> [Provided records]:
──────
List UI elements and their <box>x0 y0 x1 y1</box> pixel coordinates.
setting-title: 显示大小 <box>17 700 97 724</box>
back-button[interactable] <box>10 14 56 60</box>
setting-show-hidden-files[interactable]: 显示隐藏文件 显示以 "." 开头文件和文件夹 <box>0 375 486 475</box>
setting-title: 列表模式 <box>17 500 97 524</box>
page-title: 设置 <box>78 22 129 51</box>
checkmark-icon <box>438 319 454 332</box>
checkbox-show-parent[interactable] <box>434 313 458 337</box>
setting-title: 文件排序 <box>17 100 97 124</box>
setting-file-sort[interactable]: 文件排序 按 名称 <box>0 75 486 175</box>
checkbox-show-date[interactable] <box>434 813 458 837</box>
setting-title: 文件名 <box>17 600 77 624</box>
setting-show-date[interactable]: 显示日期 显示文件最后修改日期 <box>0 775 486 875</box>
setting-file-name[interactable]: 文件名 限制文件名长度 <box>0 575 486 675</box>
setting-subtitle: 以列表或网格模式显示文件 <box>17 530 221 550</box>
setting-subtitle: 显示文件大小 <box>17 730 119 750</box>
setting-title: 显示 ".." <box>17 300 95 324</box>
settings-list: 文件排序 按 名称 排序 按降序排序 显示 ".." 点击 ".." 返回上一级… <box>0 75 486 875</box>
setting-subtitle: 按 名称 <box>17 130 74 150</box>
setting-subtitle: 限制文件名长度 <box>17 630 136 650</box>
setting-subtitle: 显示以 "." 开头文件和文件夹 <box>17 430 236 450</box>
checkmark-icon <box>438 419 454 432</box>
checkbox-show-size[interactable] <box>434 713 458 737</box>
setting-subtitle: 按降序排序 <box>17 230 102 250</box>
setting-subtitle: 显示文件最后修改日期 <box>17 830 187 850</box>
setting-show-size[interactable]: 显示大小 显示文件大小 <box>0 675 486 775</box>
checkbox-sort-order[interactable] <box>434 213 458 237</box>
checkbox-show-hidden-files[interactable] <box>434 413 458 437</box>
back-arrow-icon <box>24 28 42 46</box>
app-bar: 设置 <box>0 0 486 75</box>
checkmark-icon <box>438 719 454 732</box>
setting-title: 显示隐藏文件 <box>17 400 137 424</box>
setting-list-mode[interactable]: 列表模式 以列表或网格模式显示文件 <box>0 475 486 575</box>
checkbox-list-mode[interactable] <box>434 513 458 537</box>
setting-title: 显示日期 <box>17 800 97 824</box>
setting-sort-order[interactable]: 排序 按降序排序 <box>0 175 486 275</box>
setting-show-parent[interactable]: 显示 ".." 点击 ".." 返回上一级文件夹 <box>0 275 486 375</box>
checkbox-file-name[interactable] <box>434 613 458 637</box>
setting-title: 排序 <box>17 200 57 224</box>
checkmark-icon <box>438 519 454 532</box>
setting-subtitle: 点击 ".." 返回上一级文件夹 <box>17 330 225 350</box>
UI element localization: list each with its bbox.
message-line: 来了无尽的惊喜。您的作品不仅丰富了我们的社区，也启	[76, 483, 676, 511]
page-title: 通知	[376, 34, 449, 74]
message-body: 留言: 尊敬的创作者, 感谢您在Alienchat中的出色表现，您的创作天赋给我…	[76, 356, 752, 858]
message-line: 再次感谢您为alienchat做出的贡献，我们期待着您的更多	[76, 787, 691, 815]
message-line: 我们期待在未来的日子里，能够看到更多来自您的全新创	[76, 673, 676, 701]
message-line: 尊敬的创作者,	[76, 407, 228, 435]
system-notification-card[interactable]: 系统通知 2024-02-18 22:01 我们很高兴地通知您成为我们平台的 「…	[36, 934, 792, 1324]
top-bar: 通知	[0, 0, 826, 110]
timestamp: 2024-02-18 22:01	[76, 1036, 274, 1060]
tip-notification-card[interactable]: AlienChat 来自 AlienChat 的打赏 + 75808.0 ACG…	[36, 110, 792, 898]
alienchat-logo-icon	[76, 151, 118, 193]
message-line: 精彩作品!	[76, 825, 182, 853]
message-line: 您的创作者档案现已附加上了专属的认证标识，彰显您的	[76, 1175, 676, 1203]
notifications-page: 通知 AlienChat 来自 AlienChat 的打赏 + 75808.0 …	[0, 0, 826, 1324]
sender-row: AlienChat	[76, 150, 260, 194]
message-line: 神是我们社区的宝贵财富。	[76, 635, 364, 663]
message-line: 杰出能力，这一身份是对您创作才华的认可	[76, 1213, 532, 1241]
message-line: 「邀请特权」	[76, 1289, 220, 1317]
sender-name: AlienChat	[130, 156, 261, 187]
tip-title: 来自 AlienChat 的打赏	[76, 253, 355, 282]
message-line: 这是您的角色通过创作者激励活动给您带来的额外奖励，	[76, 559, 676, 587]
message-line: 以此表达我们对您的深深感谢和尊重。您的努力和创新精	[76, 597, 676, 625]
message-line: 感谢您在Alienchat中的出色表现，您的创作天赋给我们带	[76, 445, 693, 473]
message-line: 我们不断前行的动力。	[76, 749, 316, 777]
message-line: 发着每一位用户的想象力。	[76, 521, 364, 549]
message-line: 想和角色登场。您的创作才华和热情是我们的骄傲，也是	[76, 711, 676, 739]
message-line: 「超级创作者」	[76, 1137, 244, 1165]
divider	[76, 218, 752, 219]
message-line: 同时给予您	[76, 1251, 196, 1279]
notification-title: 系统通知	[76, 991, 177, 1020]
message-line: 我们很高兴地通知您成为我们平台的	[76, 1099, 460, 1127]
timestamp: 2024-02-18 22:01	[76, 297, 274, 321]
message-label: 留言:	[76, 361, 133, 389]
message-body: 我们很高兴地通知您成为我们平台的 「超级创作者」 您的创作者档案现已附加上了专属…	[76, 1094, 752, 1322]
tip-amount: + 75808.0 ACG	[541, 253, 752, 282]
──────
> [Exercise details]:
Can you copy out all of the material above line for line, with no changes?

> [Solution]:
List UI elements and their <box>x0 y0 x1 y1</box> pixel coordinates.
setting-title: 显示大小 <box>17 700 97 724</box>
back-button[interactable] <box>10 14 56 60</box>
setting-show-hidden-files[interactable]: 显示隐藏文件 显示以 "." 开头文件和文件夹 <box>0 375 486 475</box>
setting-title: 列表模式 <box>17 500 97 524</box>
page-title: 设置 <box>78 22 129 51</box>
checkmark-icon <box>438 319 454 332</box>
checkbox-show-parent[interactable] <box>434 313 458 337</box>
setting-title: 文件排序 <box>17 100 97 124</box>
setting-file-sort[interactable]: 文件排序 按 名称 <box>0 75 486 175</box>
checkbox-show-date[interactable] <box>434 813 458 837</box>
setting-title: 文件名 <box>17 600 77 624</box>
setting-show-date[interactable]: 显示日期 显示文件最后修改日期 <box>0 775 486 875</box>
setting-file-name[interactable]: 文件名 限制文件名长度 <box>0 575 486 675</box>
setting-subtitle: 以列表或网格模式显示文件 <box>17 530 221 550</box>
setting-subtitle: 显示文件大小 <box>17 730 119 750</box>
setting-title: 显示 ".." <box>17 300 95 324</box>
settings-list: 文件排序 按 名称 排序 按降序排序 显示 ".." 点击 ".." 返回上一级… <box>0 75 486 875</box>
setting-subtitle: 按 名称 <box>17 130 74 150</box>
setting-subtitle: 限制文件名长度 <box>17 630 136 650</box>
setting-subtitle: 显示以 "." 开头文件和文件夹 <box>17 430 236 450</box>
checkmark-icon <box>438 419 454 432</box>
checkbox-show-size[interactable] <box>434 713 458 737</box>
setting-subtitle: 按降序排序 <box>17 230 102 250</box>
setting-subtitle: 显示文件最后修改日期 <box>17 830 187 850</box>
setting-show-size[interactable]: 显示大小 显示文件大小 <box>0 675 486 775</box>
checkbox-sort-order[interactable] <box>434 213 458 237</box>
checkbox-show-hidden-files[interactable] <box>434 413 458 437</box>
back-arrow-icon <box>24 28 42 46</box>
app-bar: 设置 <box>0 0 486 75</box>
checkmark-icon <box>438 719 454 732</box>
setting-title: 显示隐藏文件 <box>17 400 137 424</box>
setting-list-mode[interactable]: 列表模式 以列表或网格模式显示文件 <box>0 475 486 575</box>
checkbox-list-mode[interactable] <box>434 513 458 537</box>
setting-title: 显示日期 <box>17 800 97 824</box>
setting-sort-order[interactable]: 排序 按降序排序 <box>0 175 486 275</box>
setting-show-parent[interactable]: 显示 ".." 点击 ".." 返回上一级文件夹 <box>0 275 486 375</box>
checkbox-file-name[interactable] <box>434 613 458 637</box>
setting-title: 排序 <box>17 200 57 224</box>
checkmark-icon <box>438 519 454 532</box>
setting-subtitle: 点击 ".." 返回上一级文件夹 <box>17 330 225 350</box>
UI element localization: list each with its bbox.
message-line: 来了无尽的惊喜。您的作品不仅丰富了我们的社区，也启	[76, 483, 676, 511]
page-title: 通知	[376, 34, 449, 74]
message-body: 留言: 尊敬的创作者, 感谢您在Alienchat中的出色表现，您的创作天赋给我…	[76, 356, 752, 858]
message-line: 再次感谢您为alienchat做出的贡献，我们期待着您的更多	[76, 787, 691, 815]
message-line: 我们期待在未来的日子里，能够看到更多来自您的全新创	[76, 673, 676, 701]
message-line: 尊敬的创作者,	[76, 407, 228, 435]
system-notification-card[interactable]: 系统通知 2024-02-18 22:01 我们很高兴地通知您成为我们平台的 「…	[36, 934, 792, 1324]
top-bar: 通知	[0, 0, 826, 110]
timestamp: 2024-02-18 22:01	[76, 1036, 274, 1060]
tip-notification-card[interactable]: AlienChat 来自 AlienChat 的打赏 + 75808.0 ACG…	[36, 110, 792, 898]
alienchat-logo-icon	[76, 151, 118, 193]
message-line: 精彩作品!	[76, 825, 182, 853]
message-line: 您的创作者档案现已附加上了专属的认证标识，彰显您的	[76, 1175, 676, 1203]
notifications-page: 通知 AlienChat 来自 AlienChat 的打赏 + 75808.0 …	[0, 0, 826, 1324]
sender-row: AlienChat	[76, 150, 260, 194]
message-line: 神是我们社区的宝贵财富。	[76, 635, 364, 663]
message-line: 杰出能力，这一身份是对您创作才华的认可	[76, 1213, 532, 1241]
message-line: 「邀请特权」	[76, 1289, 220, 1317]
sender-name: AlienChat	[130, 156, 261, 187]
tip-title: 来自 AlienChat 的打赏	[76, 253, 355, 282]
message-line: 这是您的角色通过创作者激励活动给您带来的额外奖励，	[76, 559, 676, 587]
message-line: 以此表达我们对您的深深感谢和尊重。您的努力和创新精	[76, 597, 676, 625]
message-line: 感谢您在Alienchat中的出色表现，您的创作天赋给我们带	[76, 445, 693, 473]
message-line: 我们不断前行的动力。	[76, 749, 316, 777]
message-line: 发着每一位用户的想象力。	[76, 521, 364, 549]
message-line: 想和角色登场。您的创作才华和热情是我们的骄傲，也是	[76, 711, 676, 739]
message-line: 「超级创作者」	[76, 1137, 244, 1165]
divider	[76, 218, 752, 219]
message-line: 同时给予您	[76, 1251, 196, 1279]
notification-title: 系统通知	[76, 991, 177, 1020]
message-line: 我们很高兴地通知您成为我们平台的	[76, 1099, 460, 1127]
timestamp: 2024-02-18 22:01	[76, 297, 274, 321]
message-label: 留言:	[76, 361, 133, 389]
message-body: 我们很高兴地通知您成为我们平台的 「超级创作者」 您的创作者档案现已附加上了专属…	[76, 1094, 752, 1322]
tip-amount: + 75808.0 ACG	[541, 253, 752, 282]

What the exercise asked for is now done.